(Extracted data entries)
>> start

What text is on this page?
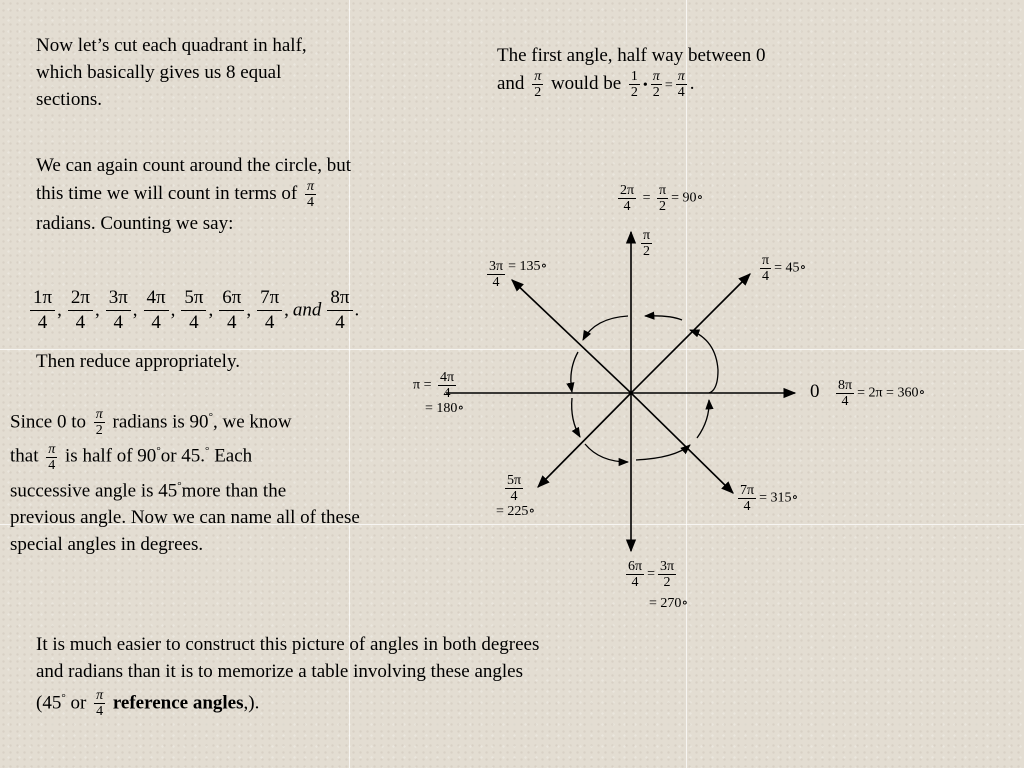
Now let’s cut each quadrant in half, which basically gives us 8 equal sections.
We can again count around the circle, but this time we will count in terms of $\frac{\pi}{4}$
radians. Counting we say:
$\frac{1\pi}{4}$ , $\frac{2\pi}{4}$ , $\frac{3\pi}{4}$ , $\frac{4\pi}{4}$ , $\frac{5\pi}{4}$ , $\frac{6\pi}{4}$ , $\frac{7\pi}{4}$ , and $\frac{8\pi}{4}$ .
Then reduce appropriately.
The first angle, half way between 0
and $\frac{\pi}{2}$ would be $\frac{1}{2}$ • $\frac{\pi}{2} = \frac{\pi}{4}$ .
Since 0 to $\frac{\pi}{2}$ radians is 90°, we know
that $\frac{\pi}{4}$ is half of 90°or 45.° Each
successive angle is 45°more than the
previous angle. Now we can name all of these special angles in degrees.
It is much easier to construct this picture of angles in both degrees and radians than it is to memorize a table involving these angles (45° or $\frac{\pi}{4}$ reference angles,).
$\frac{2\pi}{4} = \frac{\pi}{2}$ = 90∘
$\frac{\pi}{2}$
$\frac{\pi}{4}$ = 45∘
$\frac{3\pi}{4}$ = 135∘
$\pi = \frac{4\pi}{4}$

= 180∘
$0 \frac{8\pi}{4} = 2\pi$ = 360∘
$\frac{5\pi}{4}$

= 225∘	$\frac{7\pi}{4}$ = 315∘
$\frac{6\pi}{4} = \frac{3\pi}{2}$

= 270∘
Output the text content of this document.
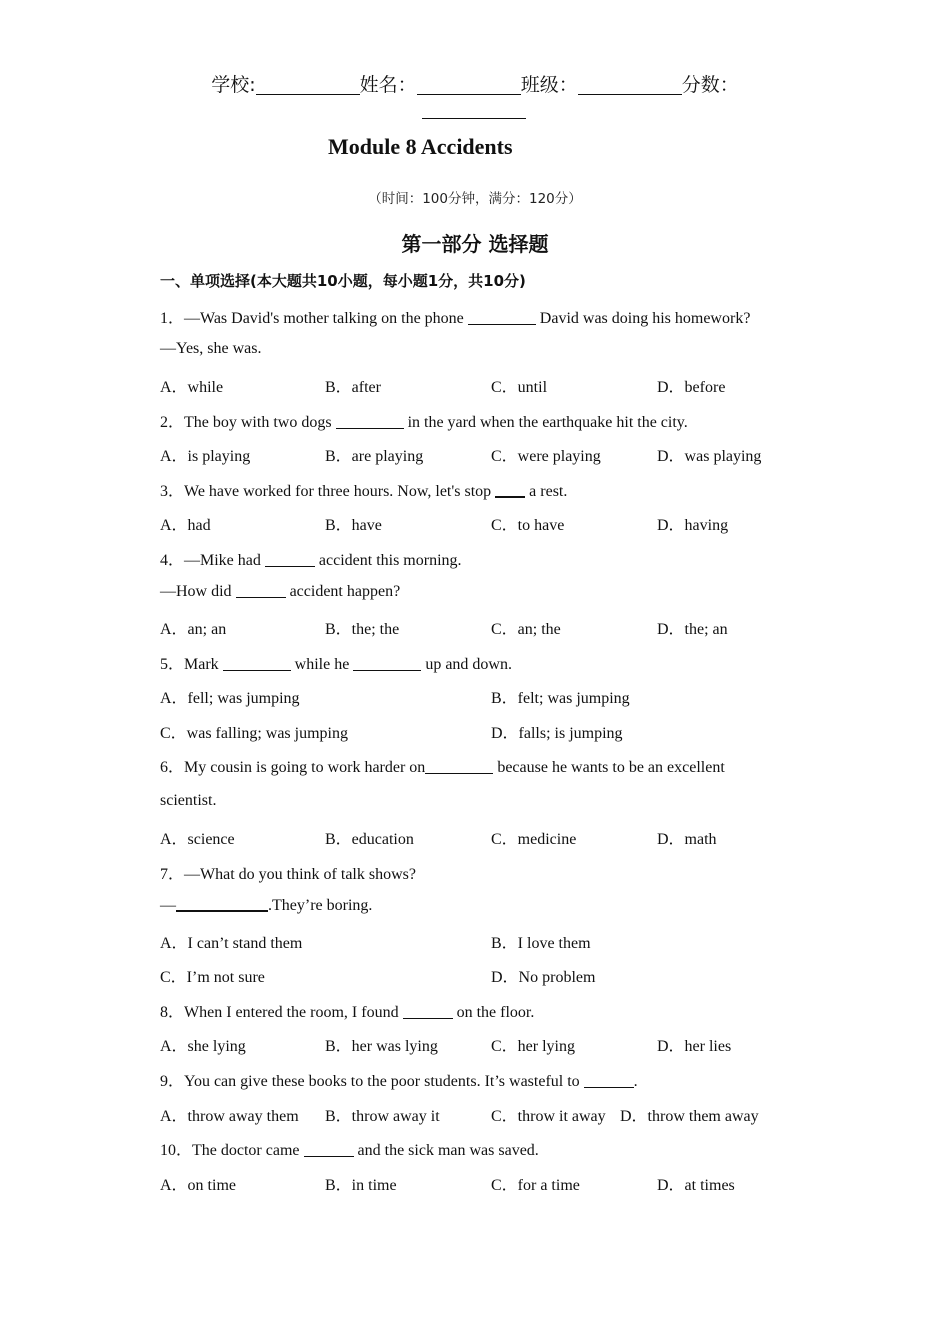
学校:	姓名：	班级：	分数：
Module 8 Accidents
（时间：100分钟，满分：120分）
第一部分 选择题
一、单项选择(本大题共10小题，每小题1分，共10分)
1．—Was David's mother talking on the phone	David was doing his homework?
—Yes, she was.
A．while	B．after	C．until	D．before
2．The boy with two dogs	in the yard when the earthquake hit the city.
A．is playing	B．are playing	C．were playing	D．was playing
3．We have worked for three hours. Now, let's stop  a rest.
A．had	B．have	C．to have	D．having
4．—Mike had	accident this morning.
—How did	accident happen?
A．an; an	B．the; the	C．an; the	D．the; an
5．Mark	while he	up and down.
A．fell; was jumping	B．felt; was jumping
C．was falling; was jumping	D．falls; is jumping
6．My cousin is going to work harder on	because he wants to be an excellent
scientist.
A．science	B．education	C．medicine	D．math
7．—What do you think of talk shows?
—	.They’re boring.
A．I can’t stand them	B．I love them
C．I’m not sure	D．No problem
8．When I entered the room, I found	on the floor.
A．she lying	B．her was lying	C．her lying	D．her lies
9．You can give these books to the poor students. It’s wasteful to	.
A．throw away them B．throw away it	C．throw it away D．throw them away
10．The doctor came	and the sick man was saved.
A．on time	B．in time	C．for a time	D．at times
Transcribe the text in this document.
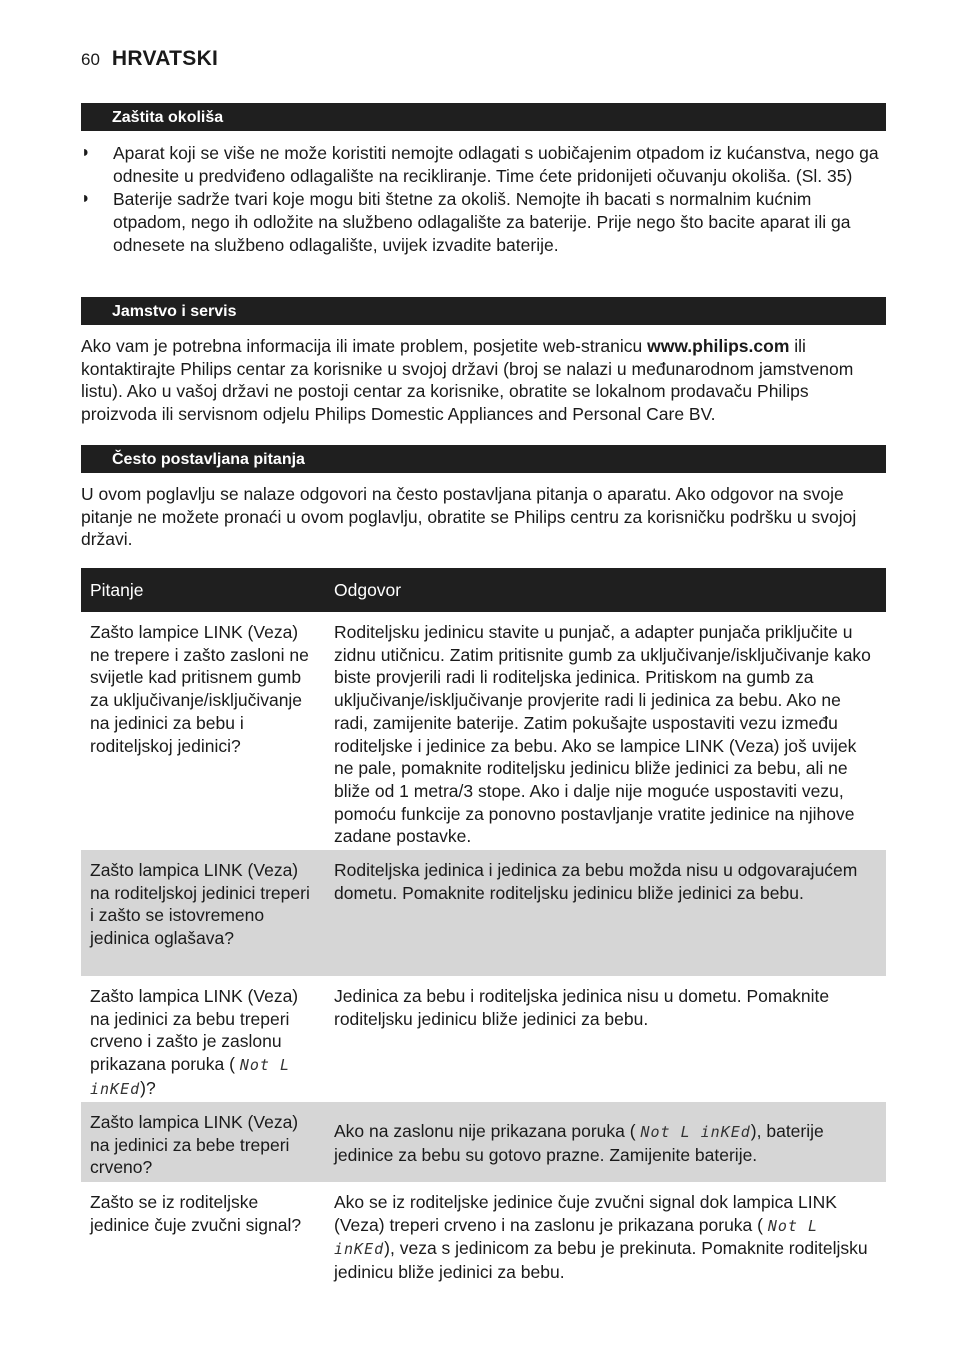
60 HRVATSKI
Zaštita okoliša
◗ Aparat koji se više ne može koristiti nemojte odlagati s uobičajenim otpadom iz kućanstva, nego ga odnesite u predviđeno odlagalište na recikliranje. Time ćete pridonijeti očuvanju okoliša. (Sl. 35)
◗ Baterije sadrže tvari koje mogu biti štetne za okoliš. Nemojte ih bacati s normalnim kućnim otpadom, nego ih odložite na službeno odlagalište za baterije. Prije nego što bacite aparat ili ga odnesete na službeno odlagalište, uvijek izvadite baterije.
Jamstvo i servis

Ako vam je potrebna informacija ili imate problem, posjetite web-stranicu www.philips.com ili kontaktirajte Philips centar za korisnike u svojoj državi (broj se nalazi u međunarodnom jamstvenom listu). Ako u vašoj državi ne postoji centar za korisnike, obratite se lokalnom prodavaču Philips proizvoda ili servisnom odjelu Philips Domestic Appliances and Personal Care BV.

Često postavljana pitanja

U ovom poglavlju se nalaze odgovori na često postavljana pitanja o aparatu. Ako odgovor na svoje pitanje ne možete pronaći u ovom poglavlju, obratite se Philips centru za korisničku podršku u svojoj državi.

Pitanje	Odgovor
Zašto lampice LINK (Veza) ne trepere i zašto zasloni ne svijetle kad pritisnem gumb za uključivanje/isključivanje na jedinici za bebu i roditeljskoj jedinici?
Roditeljsku jedinicu stavite u punjač, a adapter punjača priključite u zidnu utičnicu. Zatim pritisnite gumb za uključivanje/isključivanje kako biste provjerili radi li roditeljska jedinica. Pritiskom na gumb za uključivanje/isključivanje provjerite radi li jedinica za bebu. Ako ne radi, zamijenite baterije. Zatim pokušajte uspostaviti vezu između roditeljske i jedinice za bebu. Ako se lampice LINK (Veza) još uvijek ne pale, pomaknite roditeljsku jedinicu bliže jedinici za bebu, ali ne bliže od 1 metra/3 stope. Ako i dalje nije moguće uspostaviti vezu, pomoću funkcije za ponovno postavljanje vratite jedinice na njihove zadane postavke.
Zašto lampica LINK (Veza) na roditeljskoj jedinici treperi i zašto se istovremeno jedinica oglašava?
Roditeljska jedinica i jedinica za bebu možda nisu u odgovarajućem dometu. Pomaknite roditeljsku jedinicu bliže jedinici za bebu.
Zašto lampica LINK (Veza) na jedinici za bebu treperi crveno i zašto je zaslonu prikazana poruka ( Not L inKEd)?
Jedinica za bebu i roditeljska jedinica nisu u dometu. Pomaknite roditeljsku jedinicu bliže jedinici za bebu.
Zašto lampica LINK (Veza) na jedinici za bebe treperi crveno?
Ako na zaslonu nije prikazana poruka ( Not L inKEd), baterije jedinice za bebu su gotovo prazne. Zamijenite baterije.
Zašto se iz roditeljske jedinice čuje zvučni signal?
Ako se iz roditeljske jedinice čuje zvučni signal dok lampica LINK (Veza) treperi crveno i na zaslonu je prikazana poruka ( Not L inKEd), veza s jedinicom za bebu je prekinuta. Pomaknite roditeljsku jedinicu bliže jedinici za bebu.
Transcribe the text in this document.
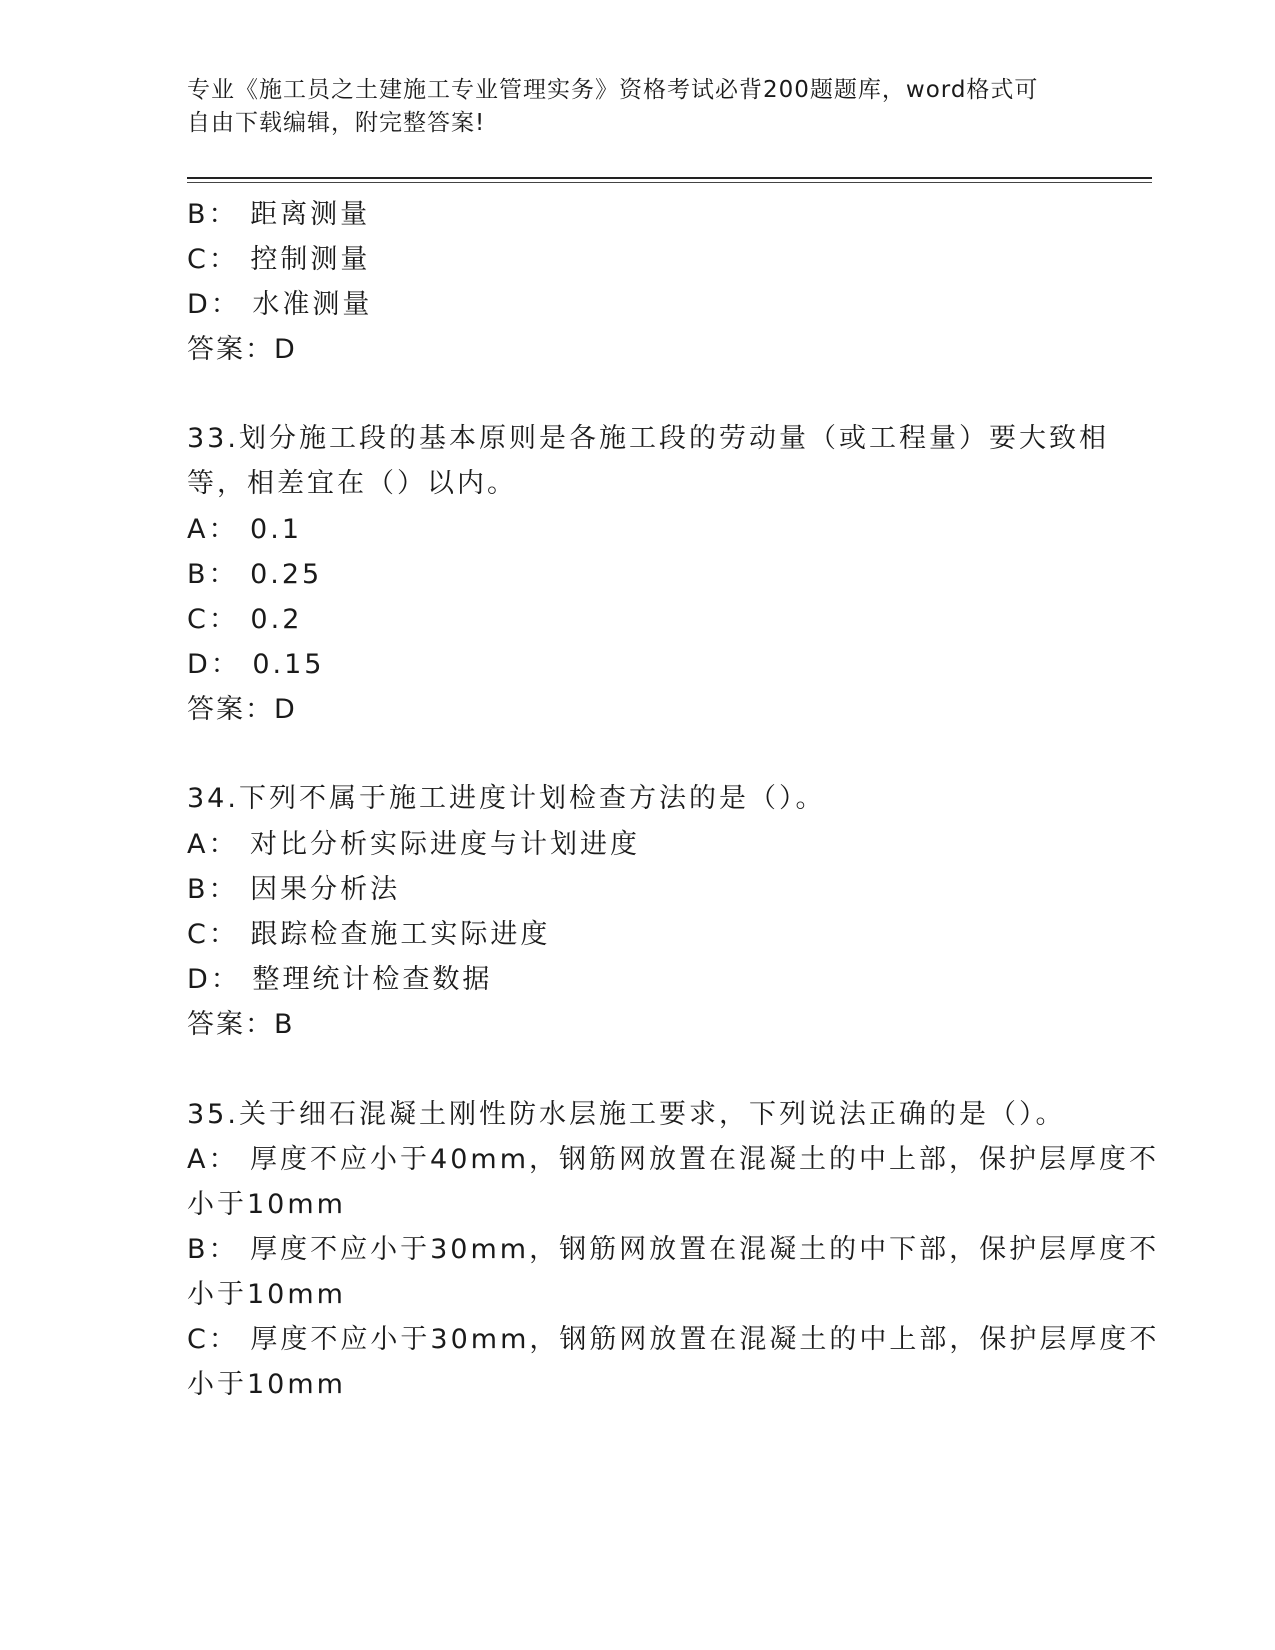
专业《施工员之土建施工专业管理实务》资格考试必背200题题库，word格式可
自由下载编辑，附完整答案!
B： 距离测量
C： 控制测量
D： 水准测量
答案：D
33.划分施工段的基本原则是各施工段的劳动量（或工程量）要大致相
等，相差宜在（）以内。
A： 0.1
B： 0.25
C： 0.2
D： 0.15
答案：D
34.下列不属于施工进度计划检查方法的是（）。
A： 对比分析实际进度与计划进度
B： 因果分析法
C： 跟踪检查施工实际进度
D： 整理统计检查数据
答案：B
35.关于细石混凝土刚性防水层施工要求，下列说法正确的是（）。
A： 厚度不应小于40mm，钢筋网放置在混凝土的中上部，保护层厚度不
小于10mm
B： 厚度不应小于30mm，钢筋网放置在混凝土的中下部，保护层厚度不
小于10mm
C： 厚度不应小于30mm，钢筋网放置在混凝土的中上部，保护层厚度不
小于10mm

>> end

*Problem to solve*. Which lines above contain the word "nisu"? Copy each of them.

*Reply to the exercise*.
Roditeljska jedinica i jedinica za bebu možda nisu u odgovarajućem dometu. Pomaknite roditeljsku jedinicu bliže jedinici za bebu.
Jedinica za bebu i roditeljska jedinica nisu u dometu. Pomaknite roditeljsku jedinicu bliže jedinici za bebu.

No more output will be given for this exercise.